**Exercise prompt**. Output each entry that follows exactly. Images stay out.

(Records from a dataset)
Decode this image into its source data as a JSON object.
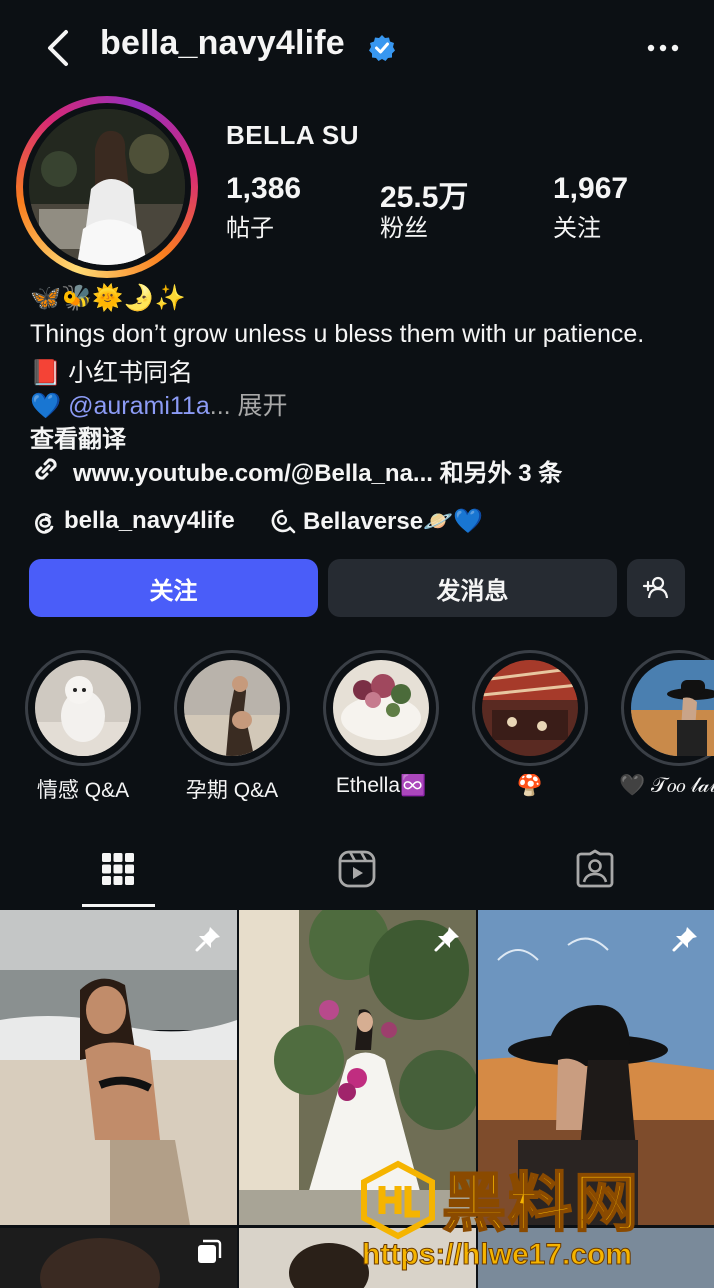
{
  "header": {
    "username": "bella_navy4life",
    "verified": true,
    "icons": [
      "back-arrow-icon",
      "verified-badge-icon",
      "more-options-icon"
    ]
  },
  "profile": {
    "display_name": "BELLA SU",
    "stats": [
      {
        "value": "1,386",
        "label": "帖子"
      },
      {
        "value": "25.5万",
        "label": "粉丝"
      },
      {
        "value": "1,967",
        "label": "关注"
      }
    ]
  },
  "bio": {
    "emoji_line": "🦋🐝🌞🌛✨",
    "line1": "Things don’t grow unless u bless them with ur patience.",
    "line2_emoji": "📕",
    "line2": "小红书同名",
    "line3_emoji": "💙",
    "line3_mention": "@aurami11a",
    "line3_ellipsis": "...",
    "line3_more": "展开",
    "translate": "查看翻译",
    "link": "www.youtube.com/@Bella_na... 和另外 3 条",
    "threads_handle": "bella_navy4life",
    "channel": "Bellaverse🪐💙"
  },
  "actions": {
    "follow": "关注",
    "message": "发消息"
  },
  "highlights": [
    {
      "label": "情感 Q&A"
    },
    {
      "label": "孕期 Q&A"
    },
    {
      "label": "Ethella♾️"
    },
    {
      "label": "🍄"
    },
    {
      "label": "🖤 𝒯𝑜𝑜 𝓁𝒶𝓉𝑒"
    }
  ],
  "tabs": [
    "grid-icon",
    "reels-icon",
    "tagged-icon"
  ],
  "watermark": {
    "brand": "黑料网",
    "url": "https://hlwe17.com"
  },
  "colors": {
    "background": "#0c1014",
    "follow_button": "#4a5df9",
    "secondary_button": "#262b32",
    "mention": "#8c9bf5",
    "verified": "#3897f0"
  }
}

**Expected output**.
Decode this image into its source data as a JSON object.
{
  "header": {
    "username": "bella_navy4life",
    "verified": true,
    "icons": [
      "back-arrow-icon",
      "verified-badge-icon",
      "more-options-icon"
    ]
  },
  "profile": {
    "display_name": "BELLA SU",
    "stats": [
      {
        "value": "1,386",
        "label": "帖子"
      },
      {
        "value": "25.5万",
        "label": "粉丝"
      },
      {
        "value": "1,967",
        "label": "关注"
      }
    ]
  },
  "bio": {
    "emoji_line": "🦋🐝🌞🌛✨",
    "line1": "Things don’t grow unless u bless them with ur patience.",
    "line2_emoji": "📕",
    "line2": "小红书同名",
    "line3_emoji": "💙",
    "line3_mention": "@aurami11a",
    "line3_ellipsis": "...",
    "line3_more": "展开",
    "translate": "查看翻译",
    "link": "www.youtube.com/@Bella_na... 和另外 3 条",
    "threads_handle": "bella_navy4life",
    "channel": "Bellaverse🪐💙"
  },
  "actions": {
    "follow": "关注",
    "message": "发消息"
  },
  "highlights": [
    {
      "label": "情感 Q&A"
    },
    {
      "label": "孕期 Q&A"
    },
    {
      "label": "Ethella♾️"
    },
    {
      "label": "🍄"
    },
    {
      "label": "🖤 𝒯𝑜𝑜 𝓁𝒶𝓉𝑒"
    }
  ],
  "tabs": [
    "grid-icon",
    "reels-icon",
    "tagged-icon"
  ],
  "watermark": {
    "brand": "黑料网",
    "url": "https://hlwe17.com"
  },
  "colors": {
    "background": "#0c1014",
    "follow_button": "#4a5df9",
    "secondary_button": "#262b32",
    "mention": "#8c9bf5",
    "verified": "#3897f0"
  }
}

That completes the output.